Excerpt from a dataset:
════════
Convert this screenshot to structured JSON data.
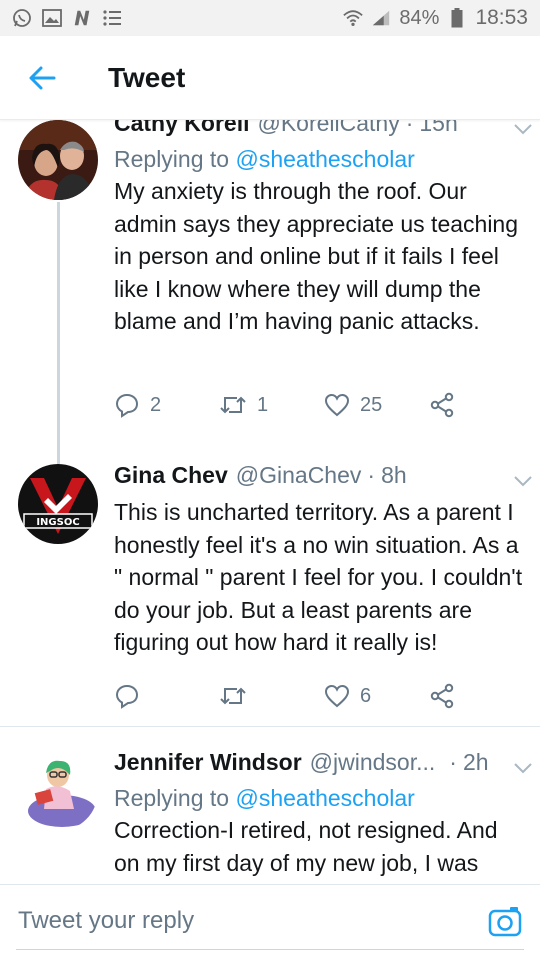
{
  "status_bar": {
    "battery": "84%",
    "time": "18:53",
    "icons": [
      "whatsapp-icon",
      "image-icon",
      "n-icon",
      "list-icon",
      "wifi-icon",
      "signal-icon",
      "battery-icon"
    ]
  },
  "header": {
    "title": "Tweet",
    "back_icon": "back-arrow-icon"
  },
  "tweets": [
    {
      "name": "Cathy Korell",
      "handle": "@KorellCathy",
      "time": "15h",
      "replying_prefix": "Replying to ",
      "replying_to": "@sheathescholar",
      "text": "My anxiety is through the roof. Our admin says they appreciate us teaching in person and online but if it fails I feel like I know where they will dump the blame and I’m having panic attacks.",
      "replies": "2",
      "retweets": "1",
      "likes": "25"
    },
    {
      "name": "Gina Chev",
      "handle": "@GinaChev",
      "time": "8h",
      "text": "This is uncharted territory. As a parent I honestly feel it's a no win situation. As a \" normal \" parent I feel for you. I couldn't do your job. But a least parents are figuring out how hard it really is!",
      "replies": "",
      "retweets": "",
      "likes": "6",
      "avatar_text": "INGSOC"
    },
    {
      "name": "Jennifer Windsor",
      "handle": "@jwindsor...",
      "time": "2h",
      "replying_prefix": "Replying to ",
      "replying_to": "@sheathescholar",
      "text": "Correction-I retired, not resigned.  And on my first day of my new job, I was"
    }
  ],
  "reply_bar": {
    "placeholder": "Tweet your reply",
    "camera_icon": "camera-icon"
  },
  "colors": {
    "accent": "#1da1f2",
    "secondary_text": "#657786",
    "primary_text": "#14171a"
  }
}
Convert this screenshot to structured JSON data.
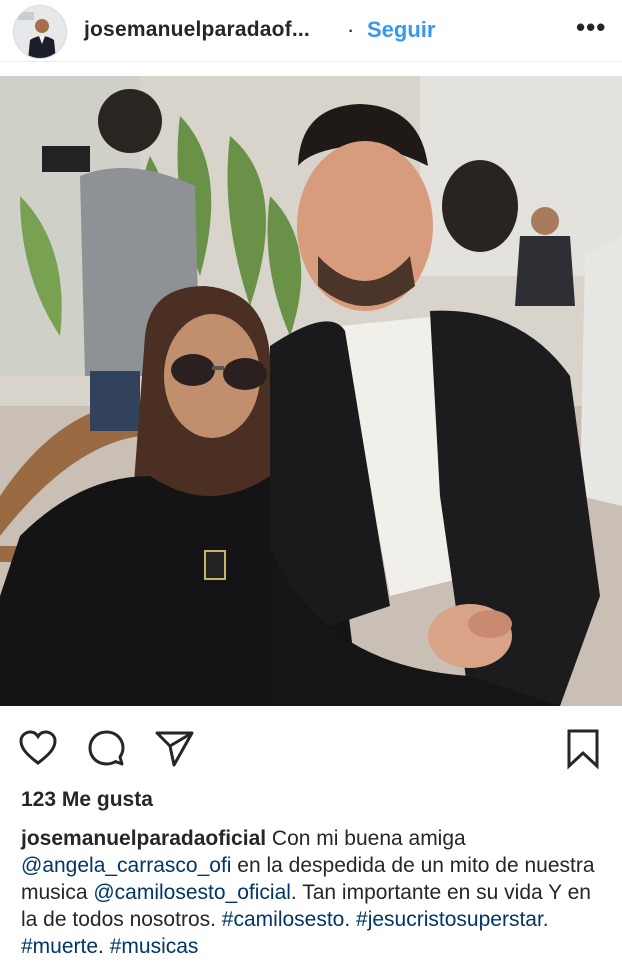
{
  "header": {
    "username": "josemanuelparadaof...",
    "separator": "·",
    "follow_label": "Seguir",
    "more_label": "•••"
  },
  "icons": {
    "like": "heart-icon",
    "comment": "comment-bubble-icon",
    "share": "paper-plane-icon",
    "save": "bookmark-icon"
  },
  "likes": {
    "text": "123 Me gusta"
  },
  "caption": {
    "author": "josemanuelparadaoficial",
    "part1": " Con mi buena amiga ",
    "mention1": "@angela_carrasco_ofi",
    "part2": "  en la despedida de un mito de nuestra musica ",
    "mention2": "@camilosesto_oficial",
    "part3": ". Tan importante en su vida  Y  en la de todos nosotros. ",
    "hashtag1": "#camilosesto",
    "part4": ". ",
    "hashtag2": "#jesucristosuperstar",
    "part5": ". ",
    "hashtag3": "#muerte",
    "part6": ". ",
    "hashtag4": "#musicas"
  },
  "colors": {
    "link": "#003569",
    "follow": "#3897f0",
    "text": "#262626"
  }
}
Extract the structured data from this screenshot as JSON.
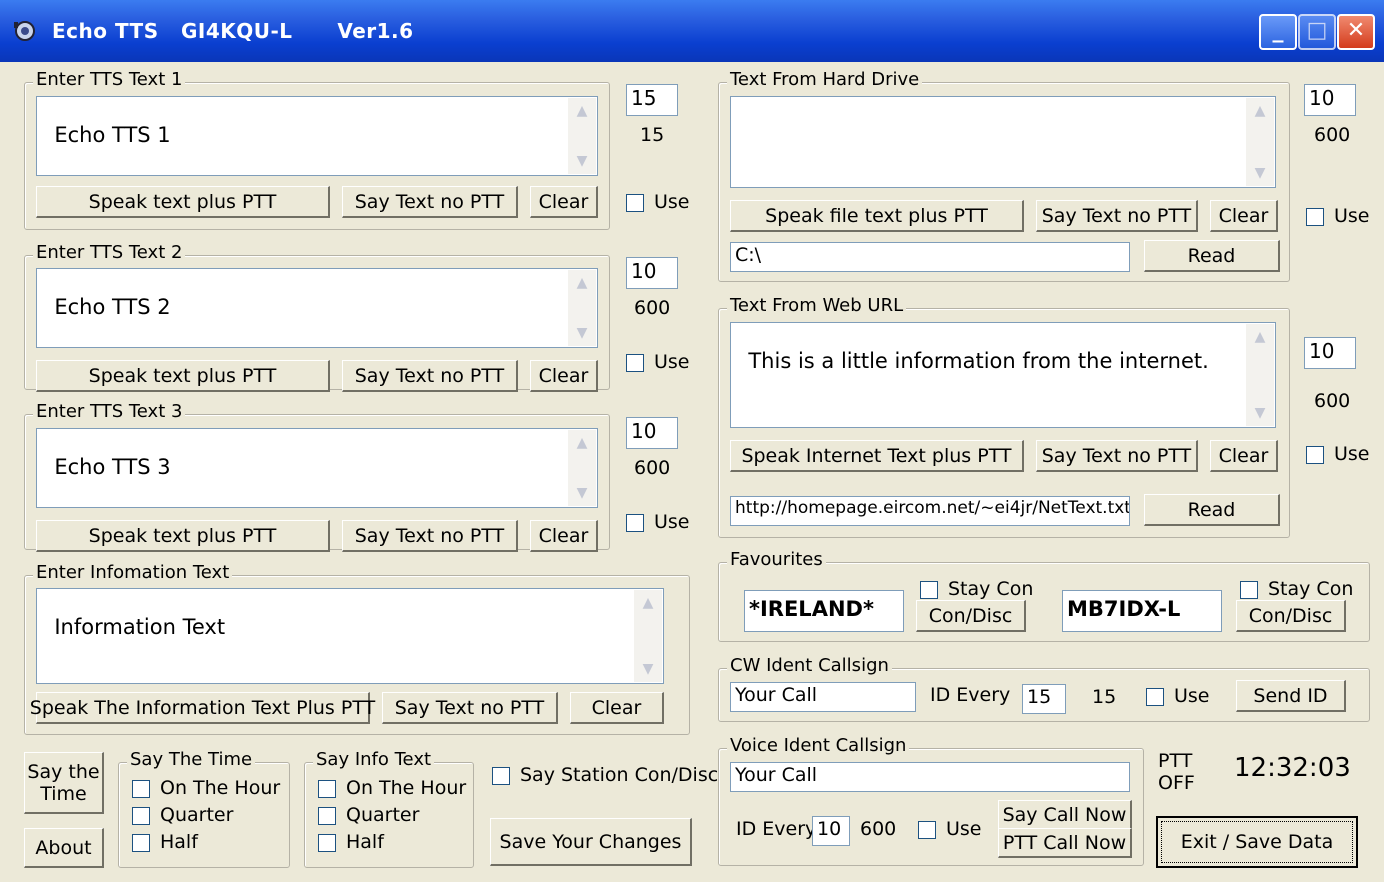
{
  "window": {
    "title": "Echo TTS   GI4KQU-L      Ver1.6",
    "minimize": "_",
    "maximize": "□",
    "close": "✕"
  },
  "tts1": {
    "legend": "Enter TTS Text 1",
    "text": "Echo TTS 1",
    "speak": "Speak text plus PTT",
    "say": "Say Text no PTT",
    "clear": "Clear",
    "interval": "15",
    "interval_label": "15",
    "use": "Use"
  },
  "tts2": {
    "legend": "Enter TTS Text 2",
    "text": "Echo TTS 2",
    "speak": "Speak text plus PTT",
    "say": "Say Text no PTT",
    "clear": "Clear",
    "interval": "10",
    "interval_label": "600",
    "use": "Use"
  },
  "tts3": {
    "legend": "Enter TTS Text 3",
    "text": "Echo TTS 3",
    "speak": "Speak text plus PTT",
    "say": "Say Text no PTT",
    "clear": "Clear",
    "interval": "10",
    "interval_label": "600",
    "use": "Use"
  },
  "info": {
    "legend": "Enter Infomation Text",
    "text": "Information Text",
    "speak": "Speak The Information Text Plus PTT",
    "say": "Say Text no PTT",
    "clear": "Clear"
  },
  "bottom_left": {
    "say_time_btn": "Say the\nTime",
    "about_btn": "About",
    "say_time_group": "Say The Time",
    "say_info_group": "Say Info Text",
    "on_the_hour": "On The Hour",
    "quarter": "Quarter",
    "half": "Half",
    "say_station": "Say  Station Con/Disc",
    "save_changes": "Save Your Changes"
  },
  "hard_drive": {
    "legend": "Text From Hard Drive",
    "text": "",
    "speak": "Speak file text plus PTT",
    "say": "Say Text no PTT",
    "clear": "Clear",
    "path": "C:\\",
    "read": "Read",
    "interval": "10",
    "interval_label": "600",
    "use": "Use"
  },
  "web": {
    "legend": "Text From Web URL",
    "text": "This is a little information from the internet.",
    "speak": "Speak Internet Text plus PTT",
    "say": "Say Text no PTT",
    "clear": "Clear",
    "url": "http://homepage.eircom.net/~ei4jr/NetText.txt",
    "read": "Read",
    "interval": "10",
    "interval_label": "600",
    "use": "Use"
  },
  "favourites": {
    "legend": "Favourites",
    "fav1": "*IRELAND*",
    "fav2": "MB7IDX-L",
    "stay_con": "Stay Con",
    "con_disc": "Con/Disc"
  },
  "cw": {
    "legend": "CW Ident Callsign",
    "callsign": "Your Call",
    "id_every": "ID Every",
    "interval": "15",
    "interval_label": "15",
    "use": "Use",
    "send": "Send ID"
  },
  "voice": {
    "legend": "Voice Ident Callsign",
    "callsign": "Your Call",
    "id_every": "ID Every",
    "interval": "10",
    "interval_label": "600",
    "use": "Use",
    "say_call": "Say Call Now",
    "ptt_call": "PTT Call Now"
  },
  "status": {
    "ptt": "PTT",
    "ptt_state": "OFF",
    "clock": "12:32:03",
    "exit": "Exit / Save Data"
  }
}
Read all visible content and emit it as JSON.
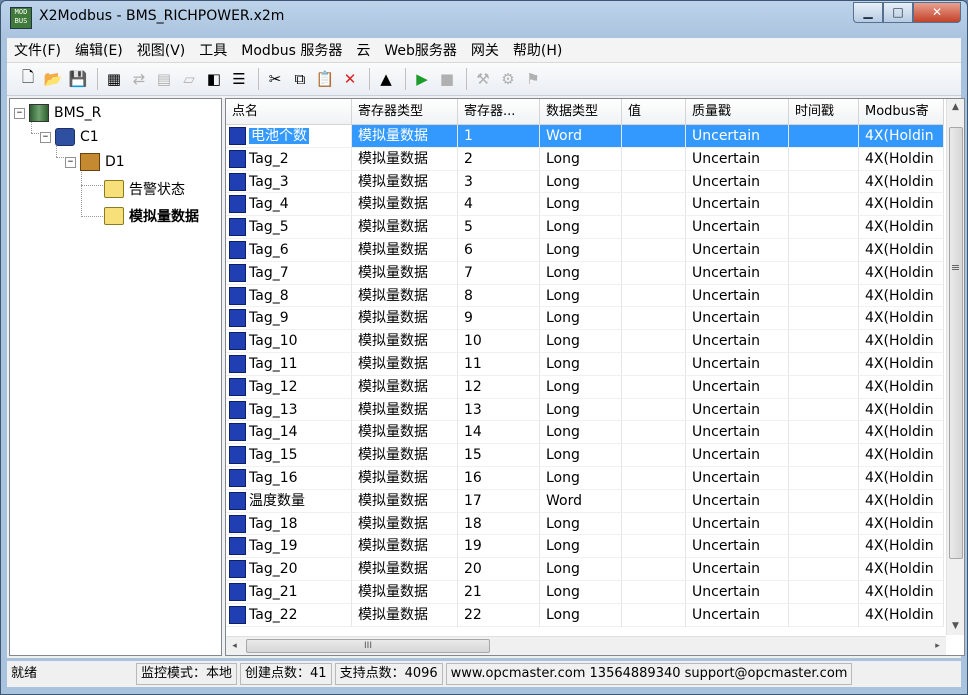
{
  "window": {
    "app_icon": "MOD BUS",
    "title": "X2Modbus - BMS_RICHPOWER.x2m",
    "buttons": {
      "minimize": "▁",
      "maximize": "□",
      "close": "✕"
    }
  },
  "menu": [
    "文件(F)",
    "编辑(E)",
    "视图(V)",
    "工具",
    "Modbus 服务器",
    "云",
    "Web服务器",
    "网关",
    "帮助(H)"
  ],
  "toolbar_icons": [
    {
      "name": "new-icon",
      "glyph": "🗋",
      "enabled": true
    },
    {
      "name": "open-icon",
      "glyph": "📂",
      "enabled": true
    },
    {
      "name": "save-icon",
      "glyph": "💾",
      "enabled": false
    },
    {
      "name": "add-server-icon",
      "glyph": "▦",
      "enabled": true
    },
    {
      "name": "add-channel-icon",
      "glyph": "⇄",
      "enabled": false
    },
    {
      "name": "add-device-icon",
      "glyph": "▤",
      "enabled": false
    },
    {
      "name": "add-group-icon",
      "glyph": "▱",
      "enabled": false
    },
    {
      "name": "add-tag-icon",
      "glyph": "◧",
      "enabled": true
    },
    {
      "name": "properties-icon",
      "glyph": "☰",
      "enabled": true
    },
    {
      "name": "cut-icon",
      "glyph": "✂",
      "enabled": true
    },
    {
      "name": "copy-icon",
      "glyph": "⧉",
      "enabled": true
    },
    {
      "name": "paste-icon",
      "glyph": "📋",
      "enabled": false
    },
    {
      "name": "delete-icon",
      "glyph": "✕",
      "enabled": true
    },
    {
      "name": "monitor-icon",
      "glyph": "▲",
      "enabled": true
    },
    {
      "name": "run-icon",
      "glyph": "▶",
      "enabled": true
    },
    {
      "name": "stop-icon",
      "glyph": "■",
      "enabled": false
    },
    {
      "name": "tool1-icon",
      "glyph": "⚒",
      "enabled": false
    },
    {
      "name": "tool2-icon",
      "glyph": "⚙",
      "enabled": false
    },
    {
      "name": "tool3-icon",
      "glyph": "⚑",
      "enabled": false
    }
  ],
  "tree": {
    "server": "BMS_R",
    "channel": "C1",
    "device": "D1",
    "groups": [
      "告警状态",
      "模拟量数据"
    ],
    "expand_glyph": "−"
  },
  "grid": {
    "columns": [
      "点名",
      "寄存器类型",
      "寄存器...",
      "数据类型",
      "值",
      "质量戳",
      "时间戳",
      "Modbus寄"
    ],
    "rows": [
      {
        "name": "电池个数",
        "reg_type": "模拟量数据",
        "reg": "1",
        "dtype": "Word",
        "value": "",
        "quality": "Uncertain",
        "time": "",
        "modbus": "4X(Holdin"
      },
      {
        "name": "Tag_2",
        "reg_type": "模拟量数据",
        "reg": "2",
        "dtype": "Long",
        "value": "",
        "quality": "Uncertain",
        "time": "",
        "modbus": "4X(Holdin"
      },
      {
        "name": "Tag_3",
        "reg_type": "模拟量数据",
        "reg": "3",
        "dtype": "Long",
        "value": "",
        "quality": "Uncertain",
        "time": "",
        "modbus": "4X(Holdin"
      },
      {
        "name": "Tag_4",
        "reg_type": "模拟量数据",
        "reg": "4",
        "dtype": "Long",
        "value": "",
        "quality": "Uncertain",
        "time": "",
        "modbus": "4X(Holdin"
      },
      {
        "name": "Tag_5",
        "reg_type": "模拟量数据",
        "reg": "5",
        "dtype": "Long",
        "value": "",
        "quality": "Uncertain",
        "time": "",
        "modbus": "4X(Holdin"
      },
      {
        "name": "Tag_6",
        "reg_type": "模拟量数据",
        "reg": "6",
        "dtype": "Long",
        "value": "",
        "quality": "Uncertain",
        "time": "",
        "modbus": "4X(Holdin"
      },
      {
        "name": "Tag_7",
        "reg_type": "模拟量数据",
        "reg": "7",
        "dtype": "Long",
        "value": "",
        "quality": "Uncertain",
        "time": "",
        "modbus": "4X(Holdin"
      },
      {
        "name": "Tag_8",
        "reg_type": "模拟量数据",
        "reg": "8",
        "dtype": "Long",
        "value": "",
        "quality": "Uncertain",
        "time": "",
        "modbus": "4X(Holdin"
      },
      {
        "name": "Tag_9",
        "reg_type": "模拟量数据",
        "reg": "9",
        "dtype": "Long",
        "value": "",
        "quality": "Uncertain",
        "time": "",
        "modbus": "4X(Holdin"
      },
      {
        "name": "Tag_10",
        "reg_type": "模拟量数据",
        "reg": "10",
        "dtype": "Long",
        "value": "",
        "quality": "Uncertain",
        "time": "",
        "modbus": "4X(Holdin"
      },
      {
        "name": "Tag_11",
        "reg_type": "模拟量数据",
        "reg": "11",
        "dtype": "Long",
        "value": "",
        "quality": "Uncertain",
        "time": "",
        "modbus": "4X(Holdin"
      },
      {
        "name": "Tag_12",
        "reg_type": "模拟量数据",
        "reg": "12",
        "dtype": "Long",
        "value": "",
        "quality": "Uncertain",
        "time": "",
        "modbus": "4X(Holdin"
      },
      {
        "name": "Tag_13",
        "reg_type": "模拟量数据",
        "reg": "13",
        "dtype": "Long",
        "value": "",
        "quality": "Uncertain",
        "time": "",
        "modbus": "4X(Holdin"
      },
      {
        "name": "Tag_14",
        "reg_type": "模拟量数据",
        "reg": "14",
        "dtype": "Long",
        "value": "",
        "quality": "Uncertain",
        "time": "",
        "modbus": "4X(Holdin"
      },
      {
        "name": "Tag_15",
        "reg_type": "模拟量数据",
        "reg": "15",
        "dtype": "Long",
        "value": "",
        "quality": "Uncertain",
        "time": "",
        "modbus": "4X(Holdin"
      },
      {
        "name": "Tag_16",
        "reg_type": "模拟量数据",
        "reg": "16",
        "dtype": "Long",
        "value": "",
        "quality": "Uncertain",
        "time": "",
        "modbus": "4X(Holdin"
      },
      {
        "name": "温度数量",
        "reg_type": "模拟量数据",
        "reg": "17",
        "dtype": "Word",
        "value": "",
        "quality": "Uncertain",
        "time": "",
        "modbus": "4X(Holdin"
      },
      {
        "name": "Tag_18",
        "reg_type": "模拟量数据",
        "reg": "18",
        "dtype": "Long",
        "value": "",
        "quality": "Uncertain",
        "time": "",
        "modbus": "4X(Holdin"
      },
      {
        "name": "Tag_19",
        "reg_type": "模拟量数据",
        "reg": "19",
        "dtype": "Long",
        "value": "",
        "quality": "Uncertain",
        "time": "",
        "modbus": "4X(Holdin"
      },
      {
        "name": "Tag_20",
        "reg_type": "模拟量数据",
        "reg": "20",
        "dtype": "Long",
        "value": "",
        "quality": "Uncertain",
        "time": "",
        "modbus": "4X(Holdin"
      },
      {
        "name": "Tag_21",
        "reg_type": "模拟量数据",
        "reg": "21",
        "dtype": "Long",
        "value": "",
        "quality": "Uncertain",
        "time": "",
        "modbus": "4X(Holdin"
      },
      {
        "name": "Tag_22",
        "reg_type": "模拟量数据",
        "reg": "22",
        "dtype": "Long",
        "value": "",
        "quality": "Uncertain",
        "time": "",
        "modbus": "4X(Holdin"
      }
    ],
    "selected_row": 0,
    "scroll_glyphs": {
      "up": "▲",
      "down": "▼",
      "left": "◂",
      "right": "▸",
      "grip": "III",
      "vgrip": "≡"
    }
  },
  "status": {
    "ready": "就绪",
    "mode": "监控模式：本地",
    "created": "创建点数：41",
    "supported": "支持点数：4096",
    "contact": "www.opcmaster.com 13564889340 support@opcmaster.com"
  },
  "colors": {
    "selection": "#3399ff",
    "tag_icon": "#1f3fb3",
    "title_gradient": "#bcd3ea"
  }
}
════════
**The task:** From the listing above, collect every line that mentions the word "legend".

**Task output:**
    "legend": "Enter TTS Text 1",
    "legend": "Enter TTS Text 2",
    "legend": "Enter TTS Text 3",
    "legend": "Enter Infomation Text",
    "legend": "Text From Hard Drive",
    "legend": "Text From Web URL",
    "legend": "Favourites",
    "legend": "CW Ident Callsign",
    "legend": "Voice Ident Callsign",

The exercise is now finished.